*Stated exercise*
Can you copy out every one of the entries below, keeping each line word for word?

*Source material*

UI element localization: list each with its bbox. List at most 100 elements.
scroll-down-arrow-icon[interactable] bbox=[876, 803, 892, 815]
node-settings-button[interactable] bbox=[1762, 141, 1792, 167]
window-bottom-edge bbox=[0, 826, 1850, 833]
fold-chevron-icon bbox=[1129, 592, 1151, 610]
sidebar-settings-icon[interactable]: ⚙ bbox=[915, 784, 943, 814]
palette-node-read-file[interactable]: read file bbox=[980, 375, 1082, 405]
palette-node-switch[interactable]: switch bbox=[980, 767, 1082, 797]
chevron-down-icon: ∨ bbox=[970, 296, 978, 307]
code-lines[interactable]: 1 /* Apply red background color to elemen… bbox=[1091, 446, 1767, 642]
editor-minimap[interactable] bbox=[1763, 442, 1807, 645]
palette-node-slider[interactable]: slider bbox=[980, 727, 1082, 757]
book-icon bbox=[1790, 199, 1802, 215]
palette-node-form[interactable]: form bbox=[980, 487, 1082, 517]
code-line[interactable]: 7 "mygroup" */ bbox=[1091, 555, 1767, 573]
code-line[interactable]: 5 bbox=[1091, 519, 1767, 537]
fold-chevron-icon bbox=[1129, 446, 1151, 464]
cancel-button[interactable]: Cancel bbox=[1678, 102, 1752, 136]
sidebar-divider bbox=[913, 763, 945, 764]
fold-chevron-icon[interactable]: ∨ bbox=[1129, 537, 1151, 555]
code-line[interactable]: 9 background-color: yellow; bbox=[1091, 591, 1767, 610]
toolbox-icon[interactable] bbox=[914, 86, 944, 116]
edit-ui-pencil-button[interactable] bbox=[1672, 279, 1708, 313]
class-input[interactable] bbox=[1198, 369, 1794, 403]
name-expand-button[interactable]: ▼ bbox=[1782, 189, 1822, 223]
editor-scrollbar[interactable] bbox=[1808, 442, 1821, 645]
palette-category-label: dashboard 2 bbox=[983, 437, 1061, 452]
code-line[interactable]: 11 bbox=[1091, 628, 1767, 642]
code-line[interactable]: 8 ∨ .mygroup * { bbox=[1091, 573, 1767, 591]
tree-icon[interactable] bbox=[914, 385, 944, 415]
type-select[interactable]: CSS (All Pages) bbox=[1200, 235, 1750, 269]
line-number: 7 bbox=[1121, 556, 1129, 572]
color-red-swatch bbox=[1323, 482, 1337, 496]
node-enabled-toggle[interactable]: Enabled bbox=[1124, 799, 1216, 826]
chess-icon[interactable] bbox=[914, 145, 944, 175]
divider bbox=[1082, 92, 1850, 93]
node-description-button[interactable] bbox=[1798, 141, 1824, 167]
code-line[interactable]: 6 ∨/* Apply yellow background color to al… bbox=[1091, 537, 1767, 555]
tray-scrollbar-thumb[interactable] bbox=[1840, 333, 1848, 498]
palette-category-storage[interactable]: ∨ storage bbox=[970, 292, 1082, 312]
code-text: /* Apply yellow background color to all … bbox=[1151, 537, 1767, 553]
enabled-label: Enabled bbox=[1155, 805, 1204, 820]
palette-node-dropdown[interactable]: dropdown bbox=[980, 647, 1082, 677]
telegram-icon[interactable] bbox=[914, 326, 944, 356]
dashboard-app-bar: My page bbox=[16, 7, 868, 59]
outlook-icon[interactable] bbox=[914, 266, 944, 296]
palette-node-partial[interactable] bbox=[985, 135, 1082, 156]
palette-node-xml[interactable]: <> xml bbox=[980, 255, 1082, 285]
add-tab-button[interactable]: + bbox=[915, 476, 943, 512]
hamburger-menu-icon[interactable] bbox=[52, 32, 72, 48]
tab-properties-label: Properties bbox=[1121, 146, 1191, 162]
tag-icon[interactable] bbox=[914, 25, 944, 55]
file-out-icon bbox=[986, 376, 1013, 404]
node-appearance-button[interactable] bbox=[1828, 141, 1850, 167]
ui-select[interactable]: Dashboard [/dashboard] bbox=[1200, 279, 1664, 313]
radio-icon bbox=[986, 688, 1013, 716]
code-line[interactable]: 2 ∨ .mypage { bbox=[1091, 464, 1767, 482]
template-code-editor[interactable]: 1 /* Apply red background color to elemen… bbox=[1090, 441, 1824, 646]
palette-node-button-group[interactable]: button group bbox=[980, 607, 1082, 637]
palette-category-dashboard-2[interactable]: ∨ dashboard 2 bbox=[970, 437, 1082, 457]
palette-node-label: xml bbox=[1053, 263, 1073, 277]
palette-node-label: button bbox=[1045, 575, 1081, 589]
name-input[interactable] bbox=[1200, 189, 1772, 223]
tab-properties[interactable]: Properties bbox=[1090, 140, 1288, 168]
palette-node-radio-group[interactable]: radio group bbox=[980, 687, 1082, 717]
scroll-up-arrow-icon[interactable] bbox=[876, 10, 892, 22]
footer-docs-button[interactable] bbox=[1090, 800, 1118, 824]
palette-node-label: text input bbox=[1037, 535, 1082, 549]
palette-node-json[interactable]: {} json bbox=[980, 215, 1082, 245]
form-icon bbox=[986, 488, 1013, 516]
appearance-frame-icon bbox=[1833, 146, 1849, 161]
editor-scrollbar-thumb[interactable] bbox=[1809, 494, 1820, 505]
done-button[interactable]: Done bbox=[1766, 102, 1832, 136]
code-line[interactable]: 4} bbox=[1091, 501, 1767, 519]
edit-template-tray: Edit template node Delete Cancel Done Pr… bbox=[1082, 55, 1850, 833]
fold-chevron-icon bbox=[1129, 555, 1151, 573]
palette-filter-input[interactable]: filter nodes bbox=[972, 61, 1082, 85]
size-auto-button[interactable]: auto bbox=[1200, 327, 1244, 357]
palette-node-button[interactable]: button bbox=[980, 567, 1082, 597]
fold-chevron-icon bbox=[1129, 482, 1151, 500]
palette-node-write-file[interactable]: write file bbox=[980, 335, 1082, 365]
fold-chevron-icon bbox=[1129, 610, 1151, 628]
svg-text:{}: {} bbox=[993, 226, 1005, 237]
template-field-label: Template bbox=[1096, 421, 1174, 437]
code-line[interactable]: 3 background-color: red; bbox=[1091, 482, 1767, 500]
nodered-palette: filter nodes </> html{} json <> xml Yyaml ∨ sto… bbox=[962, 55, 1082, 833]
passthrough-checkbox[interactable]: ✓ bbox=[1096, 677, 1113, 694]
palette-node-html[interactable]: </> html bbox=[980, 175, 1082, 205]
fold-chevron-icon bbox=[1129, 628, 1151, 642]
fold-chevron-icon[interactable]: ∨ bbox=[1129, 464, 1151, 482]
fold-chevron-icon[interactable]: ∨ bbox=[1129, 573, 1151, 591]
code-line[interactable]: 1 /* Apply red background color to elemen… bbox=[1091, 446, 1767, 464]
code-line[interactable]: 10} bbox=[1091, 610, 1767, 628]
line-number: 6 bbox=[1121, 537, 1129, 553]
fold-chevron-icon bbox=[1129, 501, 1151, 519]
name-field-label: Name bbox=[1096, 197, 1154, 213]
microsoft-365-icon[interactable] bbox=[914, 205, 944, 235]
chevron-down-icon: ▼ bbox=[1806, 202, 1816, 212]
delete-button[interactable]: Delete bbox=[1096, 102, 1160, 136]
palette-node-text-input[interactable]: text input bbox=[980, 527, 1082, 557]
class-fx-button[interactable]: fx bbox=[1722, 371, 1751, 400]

*Complete response*
UI element localization: list each with its bbox. List at most 100 elements.
scroll-down-arrow-icon[interactable] bbox=[876, 803, 892, 815]
node-settings-button[interactable] bbox=[1762, 141, 1792, 167]
window-bottom-edge bbox=[0, 826, 1850, 833]
fold-chevron-icon bbox=[1129, 592, 1151, 610]
sidebar-settings-icon[interactable]: ⚙ bbox=[915, 784, 943, 814]
palette-node-read-file[interactable]: read file bbox=[980, 375, 1082, 405]
palette-node-switch[interactable]: switch bbox=[980, 767, 1082, 797]
chevron-down-icon: ∨ bbox=[970, 296, 978, 307]
code-lines[interactable]: 1 /* Apply red background color to elemen… bbox=[1091, 446, 1767, 642]
editor-minimap[interactable] bbox=[1763, 442, 1807, 645]
palette-node-slider[interactable]: slider bbox=[980, 727, 1082, 757]
book-icon bbox=[1790, 199, 1802, 215]
palette-node-form[interactable]: form bbox=[980, 487, 1082, 517]
code-line[interactable]: 7 "mygroup" */ bbox=[1091, 555, 1767, 573]
code-line[interactable]: 5 bbox=[1091, 519, 1767, 537]
fold-chevron-icon bbox=[1129, 446, 1151, 464]
cancel-button[interactable]: Cancel bbox=[1678, 102, 1752, 136]
sidebar-divider bbox=[913, 763, 945, 764]
fold-chevron-icon[interactable]: ∨ bbox=[1129, 537, 1151, 555]
code-line[interactable]: 9 background-color: yellow; bbox=[1091, 591, 1767, 610]
toolbox-icon[interactable] bbox=[914, 86, 944, 116]
edit-ui-pencil-button[interactable] bbox=[1672, 279, 1708, 313]
class-input[interactable] bbox=[1198, 369, 1794, 403]
name-expand-button[interactable]: ▼ bbox=[1782, 189, 1822, 223]
editor-scrollbar[interactable] bbox=[1808, 442, 1821, 645]
palette-category-label: dashboard 2 bbox=[983, 437, 1061, 452]
code-line[interactable]: 11 bbox=[1091, 628, 1767, 642]
code-line[interactable]: 8 ∨ .mygroup * { bbox=[1091, 573, 1767, 591]
tree-icon[interactable] bbox=[914, 385, 944, 415]
type-select[interactable]: CSS (All Pages) bbox=[1200, 235, 1750, 269]
line-number: 7 bbox=[1121, 556, 1129, 572]
color-red-swatch bbox=[1323, 482, 1337, 496]
node-enabled-toggle[interactable]: Enabled bbox=[1124, 799, 1216, 826]
chess-icon[interactable] bbox=[914, 145, 944, 175]
divider bbox=[1082, 92, 1850, 93]
node-description-button[interactable] bbox=[1798, 141, 1824, 167]
code-line[interactable]: 6 ∨/* Apply yellow background color to al… bbox=[1091, 537, 1767, 555]
tray-scrollbar-thumb[interactable] bbox=[1840, 333, 1848, 498]
palette-category-storage[interactable]: ∨ storage bbox=[970, 292, 1082, 312]
code-text: /* Apply yellow background color to all … bbox=[1151, 537, 1767, 553]
enabled-label: Enabled bbox=[1155, 805, 1204, 820]
palette-node-dropdown[interactable]: dropdown bbox=[980, 647, 1082, 677]
telegram-icon[interactable] bbox=[914, 326, 944, 356]
dashboard-app-bar: My page bbox=[16, 7, 868, 59]
outlook-icon[interactable] bbox=[914, 266, 944, 296]
palette-node-partial[interactable] bbox=[985, 135, 1082, 156]
palette-node-xml[interactable]: <> xml bbox=[980, 255, 1082, 285]
add-tab-button[interactable]: + bbox=[915, 476, 943, 512]
hamburger-menu-icon[interactable] bbox=[52, 32, 72, 48]
tab-properties-label: Properties bbox=[1121, 146, 1191, 162]
tag-icon[interactable] bbox=[914, 25, 944, 55]
file-out-icon bbox=[986, 376, 1013, 404]
node-appearance-button[interactable] bbox=[1828, 141, 1850, 167]
ui-select[interactable]: Dashboard [/dashboard] bbox=[1200, 279, 1664, 313]
radio-icon bbox=[986, 688, 1013, 716]
code-line[interactable]: 2 ∨ .mypage { bbox=[1091, 464, 1767, 482]
template-code-editor[interactable]: 1 /* Apply red background color to elemen… bbox=[1090, 441, 1824, 646]
palette-node-button-group[interactable]: button group bbox=[980, 607, 1082, 637]
palette-category-dashboard-2[interactable]: ∨ dashboard 2 bbox=[970, 437, 1082, 457]
palette-node-label: xml bbox=[1053, 263, 1073, 277]
palette-node-label: button bbox=[1045, 575, 1081, 589]
name-input[interactable] bbox=[1200, 189, 1772, 223]
tab-properties[interactable]: Properties bbox=[1090, 140, 1288, 168]
palette-node-radio-group[interactable]: radio group bbox=[980, 687, 1082, 717]
scroll-up-arrow-icon[interactable] bbox=[876, 10, 892, 22]
footer-docs-button[interactable] bbox=[1090, 800, 1118, 824]
palette-node-label: text input bbox=[1037, 535, 1082, 549]
palette-node-json[interactable]: {} json bbox=[980, 215, 1082, 245]
form-icon bbox=[986, 488, 1013, 516]
appearance-frame-icon bbox=[1833, 146, 1849, 161]
editor-scrollbar-thumb[interactable] bbox=[1809, 494, 1820, 505]
done-button[interactable]: Done bbox=[1766, 102, 1832, 136]
code-line[interactable]: 4} bbox=[1091, 501, 1767, 519]
edit-template-tray: Edit template node Delete Cancel Done Pr… bbox=[1082, 55, 1850, 833]
fold-chevron-icon bbox=[1129, 555, 1151, 573]
palette-filter-input[interactable]: filter nodes bbox=[972, 61, 1082, 85]
size-auto-button[interactable]: auto bbox=[1200, 327, 1244, 357]
palette-node-button[interactable]: button bbox=[980, 567, 1082, 597]
fold-chevron-icon bbox=[1129, 482, 1151, 500]
palette-node-write-file[interactable]: write file bbox=[980, 335, 1082, 365]
fold-chevron-icon bbox=[1129, 610, 1151, 628]
svg-text:{}: {} bbox=[993, 226, 1005, 237]
template-field-label: Template bbox=[1096, 421, 1174, 437]
code-line[interactable]: 3 background-color: red; bbox=[1091, 482, 1767, 500]
nodered-palette: filter nodes </> html{} json <> xml Yyaml ∨ sto… bbox=[962, 55, 1082, 833]
passthrough-checkbox[interactable]: ✓ bbox=[1096, 677, 1113, 694]
palette-node-html[interactable]: </> html bbox=[980, 175, 1082, 205]
fold-chevron-icon bbox=[1129, 628, 1151, 642]
fold-chevron-icon[interactable]: ∨ bbox=[1129, 464, 1151, 482]
fold-chevron-icon[interactable]: ∨ bbox=[1129, 573, 1151, 591]
code-line[interactable]: 1 /* Apply red background color to elemen… bbox=[1091, 446, 1767, 464]
code-line[interactable]: 10} bbox=[1091, 610, 1767, 628]
line-number: 6 bbox=[1121, 537, 1129, 553]
fold-chevron-icon bbox=[1129, 501, 1151, 519]
name-field-label: Name bbox=[1096, 197, 1154, 213]
microsoft-365-icon[interactable] bbox=[914, 205, 944, 235]
chevron-down-icon: ▼ bbox=[1806, 202, 1816, 212]
delete-button[interactable]: Delete bbox=[1096, 102, 1160, 136]
palette-node-text-input[interactable]: text input bbox=[980, 527, 1082, 557]
class-fx-button[interactable]: fx bbox=[1722, 371, 1751, 400]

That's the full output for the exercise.